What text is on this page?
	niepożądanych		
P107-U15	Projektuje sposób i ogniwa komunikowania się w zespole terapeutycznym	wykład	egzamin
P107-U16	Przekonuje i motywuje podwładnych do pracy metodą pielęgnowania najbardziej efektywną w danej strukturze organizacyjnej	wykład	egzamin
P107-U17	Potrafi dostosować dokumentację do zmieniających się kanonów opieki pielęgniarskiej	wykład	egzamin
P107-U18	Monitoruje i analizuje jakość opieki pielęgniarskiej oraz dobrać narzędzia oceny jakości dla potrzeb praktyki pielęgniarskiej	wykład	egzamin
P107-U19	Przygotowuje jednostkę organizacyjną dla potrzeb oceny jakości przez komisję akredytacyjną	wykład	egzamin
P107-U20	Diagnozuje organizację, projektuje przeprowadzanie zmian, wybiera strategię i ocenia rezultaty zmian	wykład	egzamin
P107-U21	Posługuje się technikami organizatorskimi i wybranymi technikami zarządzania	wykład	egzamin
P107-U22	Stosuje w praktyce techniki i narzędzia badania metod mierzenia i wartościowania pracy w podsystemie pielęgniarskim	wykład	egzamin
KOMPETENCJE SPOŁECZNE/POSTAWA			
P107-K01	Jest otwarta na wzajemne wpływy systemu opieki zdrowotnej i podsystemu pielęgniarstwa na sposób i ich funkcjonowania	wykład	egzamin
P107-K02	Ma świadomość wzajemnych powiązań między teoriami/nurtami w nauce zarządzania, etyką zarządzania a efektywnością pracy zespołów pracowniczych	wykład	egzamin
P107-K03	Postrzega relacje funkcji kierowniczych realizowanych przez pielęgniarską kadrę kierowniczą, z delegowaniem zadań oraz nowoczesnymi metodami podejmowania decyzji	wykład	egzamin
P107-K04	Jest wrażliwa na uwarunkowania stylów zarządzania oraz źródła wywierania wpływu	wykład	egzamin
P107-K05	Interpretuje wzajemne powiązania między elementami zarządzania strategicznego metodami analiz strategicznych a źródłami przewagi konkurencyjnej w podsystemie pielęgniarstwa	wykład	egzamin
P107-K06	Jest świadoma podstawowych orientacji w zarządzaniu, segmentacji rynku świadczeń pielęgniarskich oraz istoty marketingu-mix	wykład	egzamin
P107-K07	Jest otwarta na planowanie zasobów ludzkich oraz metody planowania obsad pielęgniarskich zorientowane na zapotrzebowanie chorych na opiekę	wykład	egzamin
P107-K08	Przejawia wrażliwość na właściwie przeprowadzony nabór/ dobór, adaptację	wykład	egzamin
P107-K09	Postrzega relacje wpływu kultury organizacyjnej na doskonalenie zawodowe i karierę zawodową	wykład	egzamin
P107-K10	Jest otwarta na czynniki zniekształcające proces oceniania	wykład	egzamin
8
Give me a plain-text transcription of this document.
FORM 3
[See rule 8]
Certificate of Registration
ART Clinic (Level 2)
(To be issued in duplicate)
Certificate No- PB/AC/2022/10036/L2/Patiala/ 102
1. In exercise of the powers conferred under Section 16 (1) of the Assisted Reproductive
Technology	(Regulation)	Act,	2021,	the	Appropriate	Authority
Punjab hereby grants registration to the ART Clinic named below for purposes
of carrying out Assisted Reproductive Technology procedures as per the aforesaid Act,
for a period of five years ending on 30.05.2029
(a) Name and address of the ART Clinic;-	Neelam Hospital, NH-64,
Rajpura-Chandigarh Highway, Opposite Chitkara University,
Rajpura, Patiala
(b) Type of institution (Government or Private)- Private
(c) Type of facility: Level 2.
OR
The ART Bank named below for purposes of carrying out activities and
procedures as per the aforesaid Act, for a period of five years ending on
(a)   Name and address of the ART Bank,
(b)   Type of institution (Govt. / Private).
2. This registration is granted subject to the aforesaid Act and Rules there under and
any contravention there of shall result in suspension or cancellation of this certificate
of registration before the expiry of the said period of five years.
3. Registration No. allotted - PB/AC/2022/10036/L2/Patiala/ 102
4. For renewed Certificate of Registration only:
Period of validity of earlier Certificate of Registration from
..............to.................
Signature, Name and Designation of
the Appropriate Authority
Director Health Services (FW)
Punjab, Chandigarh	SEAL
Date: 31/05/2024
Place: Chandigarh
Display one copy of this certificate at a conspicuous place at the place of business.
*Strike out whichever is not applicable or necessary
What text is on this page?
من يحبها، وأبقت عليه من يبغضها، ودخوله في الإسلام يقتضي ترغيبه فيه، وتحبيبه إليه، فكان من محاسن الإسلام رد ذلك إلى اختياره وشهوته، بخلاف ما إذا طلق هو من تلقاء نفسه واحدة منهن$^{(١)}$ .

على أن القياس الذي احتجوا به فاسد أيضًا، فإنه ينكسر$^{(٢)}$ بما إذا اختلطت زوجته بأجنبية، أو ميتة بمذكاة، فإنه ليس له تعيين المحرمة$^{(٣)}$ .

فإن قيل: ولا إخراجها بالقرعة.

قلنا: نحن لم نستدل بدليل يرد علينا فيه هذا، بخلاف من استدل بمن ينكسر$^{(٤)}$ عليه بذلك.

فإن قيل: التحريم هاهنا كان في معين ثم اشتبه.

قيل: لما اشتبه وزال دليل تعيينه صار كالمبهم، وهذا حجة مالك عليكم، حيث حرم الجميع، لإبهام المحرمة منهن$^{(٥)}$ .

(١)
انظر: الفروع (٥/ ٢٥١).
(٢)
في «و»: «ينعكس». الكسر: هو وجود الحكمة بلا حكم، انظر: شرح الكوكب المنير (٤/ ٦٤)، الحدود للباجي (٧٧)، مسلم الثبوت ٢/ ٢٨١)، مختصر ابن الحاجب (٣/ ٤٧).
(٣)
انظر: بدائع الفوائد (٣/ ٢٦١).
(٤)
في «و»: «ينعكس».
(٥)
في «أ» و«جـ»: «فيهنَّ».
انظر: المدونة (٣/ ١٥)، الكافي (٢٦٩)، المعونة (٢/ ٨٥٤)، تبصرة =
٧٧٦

────────────────────────────────────────

**Task details**.
Extract all the entries word for word.

**Result of this exercise**.
What text is on this page?
	niepożądanych		
P107-U15	Projektuje sposób i ogniwa komunikowania się w zespole terapeutycznym	wykład	egzamin
P107-U16	Przekonuje i motywuje podwładnych do pracy metodą pielęgnowania najbardziej efektywną w danej strukturze organizacyjnej	wykład	egzamin
P107-U17	Potrafi dostosować dokumentację do zmieniających się kanonów opieki pielęgniarskiej	wykład	egzamin
P107-U18	Monitoruje i analizuje jakość opieki pielęgniarskiej oraz dobrać narzędzia oceny jakości dla potrzeb praktyki pielęgniarskiej	wykład	egzamin
P107-U19	Przygotowuje jednostkę organizacyjną dla potrzeb oceny jakości przez komisję akredytacyjną	wykład	egzamin
P107-U20	Diagnozuje organizację, projektuje przeprowadzanie zmian, wybiera strategię i ocenia rezultaty zmian	wykład	egzamin
P107-U21	Posługuje się technikami organizatorskimi i wybranymi technikami zarządzania	wykład	egzamin
P107-U22	Stosuje w praktyce techniki i narzędzia badania metod mierzenia i wartościowania pracy w podsystemie pielęgniarskim	wykład	egzamin
KOMPETENCJE SPOŁECZNE/POSTAWA			
P107-K01	Jest otwarta na wzajemne wpływy systemu opieki zdrowotnej i podsystemu pielęgniarstwa na sposób i ich funkcjonowania	wykład	egzamin
P107-K02	Ma świadomość wzajemnych powiązań między teoriami/nurtami w nauce zarządzania, etyką zarządzania a efektywnością pracy zespołów pracowniczych	wykład	egzamin
P107-K03	Postrzega relacje funkcji kierowniczych realizowanych przez pielęgniarską kadrę kierowniczą, z delegowaniem zadań oraz nowoczesnymi metodami podejmowania decyzji	wykład	egzamin
P107-K04	Jest wrażliwa na uwarunkowania stylów zarządzania oraz źródła wywierania wpływu	wykład	egzamin
P107-K05	Interpretuje wzajemne powiązania między elementami zarządzania strategicznego metodami analiz strategicznych a źródłami przewagi konkurencyjnej w podsystemie pielęgniarstwa	wykład	egzamin
P107-K06	Jest świadoma podstawowych orientacji w zarządzaniu, segmentacji rynku świadczeń pielęgniarskich oraz istoty marketingu-mix	wykład	egzamin
P107-K07	Jest otwarta na planowanie zasobów ludzkich oraz metody planowania obsad pielęgniarskich zorientowane na zapotrzebowanie chorych na opiekę	wykład	egzamin
P107-K08	Przejawia wrażliwość na właściwie przeprowadzony nabór/ dobór, adaptację	wykład	egzamin
P107-K09	Postrzega relacje wpływu kultury organizacyjnej na doskonalenie zawodowe i karierę zawodową	wykład	egzamin
P107-K10	Jest otwarta na czynniki zniekształcające proces oceniania	wykład	egzamin
8
Give me a plain-text transcription of this document.
FORM 3
[See rule 8]
Certificate of Registration
ART Clinic (Level 2)
(To be issued in duplicate)
Certificate No- PB/AC/2022/10036/L2/Patiala/ 102
1. In exercise of the powers conferred under Section 16 (1) of the Assisted Reproductive
Technology	(Regulation)	Act,	2021,	the	Appropriate	Authority
Punjab hereby grants registration to the ART Clinic named below for purposes
of carrying out Assisted Reproductive Technology procedures as per the aforesaid Act,
for a period of five years ending on 30.05.2029
(a) Name and address of the ART Clinic;-	Neelam Hospital, NH-64,
Rajpura-Chandigarh Highway, Opposite Chitkara University,
Rajpura, Patiala
(b) Type of institution (Government or Private)- Private
(c) Type of facility: Level 2.
OR
The ART Bank named below for purposes of carrying out activities and
procedures as per the aforesaid Act, for a period of five years ending on
(a)   Name and address of the ART Bank,
(b)   Type of institution (Govt. / Private).
2. This registration is granted subject to the aforesaid Act and Rules there under and
any contravention there of shall result in suspension or cancellation of this certificate
of registration before the expiry of the said period of five years.
3. Registration No. allotted - PB/AC/2022/10036/L2/Patiala/ 102
4. For renewed Certificate of Registration only:
Period of validity of earlier Certificate of Registration from
..............to.................
Signature, Name and Designation of
the Appropriate Authority
Director Health Services (FW)
Punjab, Chandigarh	SEAL
Date: 31/05/2024
Place: Chandigarh
Display one copy of this certificate at a conspicuous place at the place of business.
*Strike out whichever is not applicable or necessary
What text is on this page?
من يحبها، وأبقت عليه من يبغضها، ودخوله في الإسلام يقتضي ترغيبه فيه، وتحبيبه إليه، فكان من محاسن الإسلام رد ذلك إلى اختياره وشهوته، بخلاف ما إذا طلق هو من تلقاء نفسه واحدة منهن$^{(١)}$ .

على أن القياس الذي احتجوا به فاسد أيضًا، فإنه ينكسر$^{(٢)}$ بما إذا اختلطت زوجته بأجنبية، أو ميتة بمذكاة، فإنه ليس له تعيين المحرمة$^{(٣)}$ .

فإن قيل: ولا إخراجها بالقرعة.

قلنا: نحن لم نستدل بدليل يرد علينا فيه هذا، بخلاف من استدل بمن ينكسر$^{(٤)}$ عليه بذلك.

فإن قيل: التحريم هاهنا كان في معين ثم اشتبه.

قيل: لما اشتبه وزال دليل تعيينه صار كالمبهم، وهذا حجة مالك عليكم، حيث حرم الجميع، لإبهام المحرمة منهن$^{(٥)}$ .

(١)
انظر: الفروع (٥/ ٢٥١).
(٢)
في «و»: «ينعكس». الكسر: هو وجود الحكمة بلا حكم، انظر: شرح الكوكب المنير (٤/ ٦٤)، الحدود للباجي (٧٧)، مسلم الثبوت ٢/ ٢٨١)، مختصر ابن الحاجب (٣/ ٤٧).
(٣)
انظر: بدائع الفوائد (٣/ ٢٦١).
(٤)
في «و»: «ينعكس».
(٥)
في «أ» و«جـ»: «فيهنَّ».
انظر: المدونة (٣/ ١٥)، الكافي (٢٦٩)، المعونة (٢/ ٨٥٤)، تبصرة =
٧٧٦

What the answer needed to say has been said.